Description of the task -> Answer with one number only: the number of lines that contain "Aufgaben".

Input records ->

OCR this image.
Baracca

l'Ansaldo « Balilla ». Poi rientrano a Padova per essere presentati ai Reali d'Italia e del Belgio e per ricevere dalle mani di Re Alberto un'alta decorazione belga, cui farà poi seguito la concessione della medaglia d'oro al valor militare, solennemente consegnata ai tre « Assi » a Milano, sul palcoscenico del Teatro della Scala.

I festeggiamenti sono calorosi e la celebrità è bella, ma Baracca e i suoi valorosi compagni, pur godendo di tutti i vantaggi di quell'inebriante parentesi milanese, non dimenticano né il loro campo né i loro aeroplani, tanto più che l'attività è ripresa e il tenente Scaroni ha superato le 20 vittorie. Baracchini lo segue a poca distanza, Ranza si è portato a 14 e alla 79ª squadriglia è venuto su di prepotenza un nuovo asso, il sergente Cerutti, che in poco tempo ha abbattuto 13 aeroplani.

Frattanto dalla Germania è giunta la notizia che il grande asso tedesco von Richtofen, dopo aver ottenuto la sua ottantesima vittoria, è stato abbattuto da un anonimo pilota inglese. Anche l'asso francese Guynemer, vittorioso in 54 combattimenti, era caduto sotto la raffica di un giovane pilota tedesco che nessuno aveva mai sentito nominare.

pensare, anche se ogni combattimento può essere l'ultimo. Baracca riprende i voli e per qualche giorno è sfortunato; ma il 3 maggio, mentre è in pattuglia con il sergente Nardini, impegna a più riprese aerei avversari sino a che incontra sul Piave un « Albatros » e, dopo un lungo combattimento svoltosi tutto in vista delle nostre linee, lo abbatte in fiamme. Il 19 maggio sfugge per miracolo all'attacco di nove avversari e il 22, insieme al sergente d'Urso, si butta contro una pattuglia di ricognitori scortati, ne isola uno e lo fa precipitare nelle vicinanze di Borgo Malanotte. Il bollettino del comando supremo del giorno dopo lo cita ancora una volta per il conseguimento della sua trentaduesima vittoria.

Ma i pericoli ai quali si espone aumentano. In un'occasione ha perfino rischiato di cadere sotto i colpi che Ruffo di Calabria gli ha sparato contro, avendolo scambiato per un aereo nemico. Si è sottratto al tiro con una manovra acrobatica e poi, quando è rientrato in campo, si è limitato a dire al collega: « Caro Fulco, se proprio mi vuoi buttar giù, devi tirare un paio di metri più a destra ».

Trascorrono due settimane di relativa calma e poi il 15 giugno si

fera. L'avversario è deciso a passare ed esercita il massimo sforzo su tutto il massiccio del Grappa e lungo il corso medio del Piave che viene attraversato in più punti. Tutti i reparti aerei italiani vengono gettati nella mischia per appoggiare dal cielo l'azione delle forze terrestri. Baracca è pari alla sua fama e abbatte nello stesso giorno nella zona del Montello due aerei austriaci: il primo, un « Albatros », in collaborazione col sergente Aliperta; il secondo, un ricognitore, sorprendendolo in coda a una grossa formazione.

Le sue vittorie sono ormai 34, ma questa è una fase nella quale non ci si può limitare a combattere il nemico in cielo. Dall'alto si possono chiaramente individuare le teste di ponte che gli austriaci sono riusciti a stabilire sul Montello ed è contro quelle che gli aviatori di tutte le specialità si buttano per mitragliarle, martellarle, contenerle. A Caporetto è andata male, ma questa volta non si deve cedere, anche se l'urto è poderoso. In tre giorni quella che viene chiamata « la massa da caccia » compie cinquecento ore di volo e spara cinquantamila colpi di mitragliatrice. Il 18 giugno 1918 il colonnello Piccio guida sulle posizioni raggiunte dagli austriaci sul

---

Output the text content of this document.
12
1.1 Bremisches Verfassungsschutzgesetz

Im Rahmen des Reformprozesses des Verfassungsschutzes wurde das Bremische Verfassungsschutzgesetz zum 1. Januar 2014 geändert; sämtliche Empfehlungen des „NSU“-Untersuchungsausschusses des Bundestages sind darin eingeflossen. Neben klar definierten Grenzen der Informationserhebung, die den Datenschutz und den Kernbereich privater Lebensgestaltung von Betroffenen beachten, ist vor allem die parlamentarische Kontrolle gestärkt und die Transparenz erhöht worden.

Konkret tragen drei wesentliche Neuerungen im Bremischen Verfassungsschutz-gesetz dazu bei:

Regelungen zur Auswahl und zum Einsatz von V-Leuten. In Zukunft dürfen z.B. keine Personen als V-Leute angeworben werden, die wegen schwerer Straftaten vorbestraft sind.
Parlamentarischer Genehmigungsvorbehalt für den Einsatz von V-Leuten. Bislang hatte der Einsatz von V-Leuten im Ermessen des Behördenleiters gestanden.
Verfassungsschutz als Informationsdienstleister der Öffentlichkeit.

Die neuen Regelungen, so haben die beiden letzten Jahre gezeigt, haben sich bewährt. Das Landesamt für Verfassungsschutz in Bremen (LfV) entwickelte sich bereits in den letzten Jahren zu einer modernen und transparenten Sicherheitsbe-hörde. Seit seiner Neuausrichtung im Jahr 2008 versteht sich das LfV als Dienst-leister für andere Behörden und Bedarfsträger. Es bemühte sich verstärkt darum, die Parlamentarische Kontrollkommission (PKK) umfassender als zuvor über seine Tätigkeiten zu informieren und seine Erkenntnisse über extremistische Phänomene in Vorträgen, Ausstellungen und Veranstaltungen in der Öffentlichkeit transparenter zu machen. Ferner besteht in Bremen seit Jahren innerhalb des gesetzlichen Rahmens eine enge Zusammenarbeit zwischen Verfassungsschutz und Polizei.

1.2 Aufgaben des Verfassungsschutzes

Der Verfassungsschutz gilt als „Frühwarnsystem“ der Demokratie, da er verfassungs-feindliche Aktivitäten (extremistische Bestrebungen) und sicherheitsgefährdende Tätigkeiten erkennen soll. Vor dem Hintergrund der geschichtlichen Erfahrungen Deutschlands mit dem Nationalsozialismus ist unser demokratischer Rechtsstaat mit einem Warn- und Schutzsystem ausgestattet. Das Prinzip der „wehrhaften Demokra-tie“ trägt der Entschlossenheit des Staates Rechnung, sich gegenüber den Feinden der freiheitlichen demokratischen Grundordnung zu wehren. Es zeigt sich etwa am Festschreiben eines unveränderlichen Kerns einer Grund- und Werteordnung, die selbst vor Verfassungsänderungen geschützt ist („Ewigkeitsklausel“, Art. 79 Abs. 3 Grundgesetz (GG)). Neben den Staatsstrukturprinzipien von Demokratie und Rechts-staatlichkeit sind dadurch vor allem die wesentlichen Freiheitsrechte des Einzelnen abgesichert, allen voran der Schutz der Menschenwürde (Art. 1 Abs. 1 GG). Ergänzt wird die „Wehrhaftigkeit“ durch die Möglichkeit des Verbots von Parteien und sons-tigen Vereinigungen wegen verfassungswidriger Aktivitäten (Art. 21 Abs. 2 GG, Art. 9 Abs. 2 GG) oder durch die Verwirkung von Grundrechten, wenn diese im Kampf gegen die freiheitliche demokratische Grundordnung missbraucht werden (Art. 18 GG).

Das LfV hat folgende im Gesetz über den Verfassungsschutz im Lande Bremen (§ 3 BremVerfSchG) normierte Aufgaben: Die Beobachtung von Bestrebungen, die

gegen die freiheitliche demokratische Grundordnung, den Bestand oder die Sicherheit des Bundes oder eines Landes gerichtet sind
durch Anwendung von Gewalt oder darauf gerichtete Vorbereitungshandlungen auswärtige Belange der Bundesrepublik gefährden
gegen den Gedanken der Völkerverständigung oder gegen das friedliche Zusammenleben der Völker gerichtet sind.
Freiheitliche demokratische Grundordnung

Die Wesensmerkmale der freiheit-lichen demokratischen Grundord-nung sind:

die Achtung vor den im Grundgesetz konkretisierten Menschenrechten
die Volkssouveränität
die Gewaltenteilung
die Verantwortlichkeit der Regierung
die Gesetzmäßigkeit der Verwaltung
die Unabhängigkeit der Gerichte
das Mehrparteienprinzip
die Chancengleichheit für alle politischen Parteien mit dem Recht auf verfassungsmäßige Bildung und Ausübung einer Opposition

Output for this task -> 2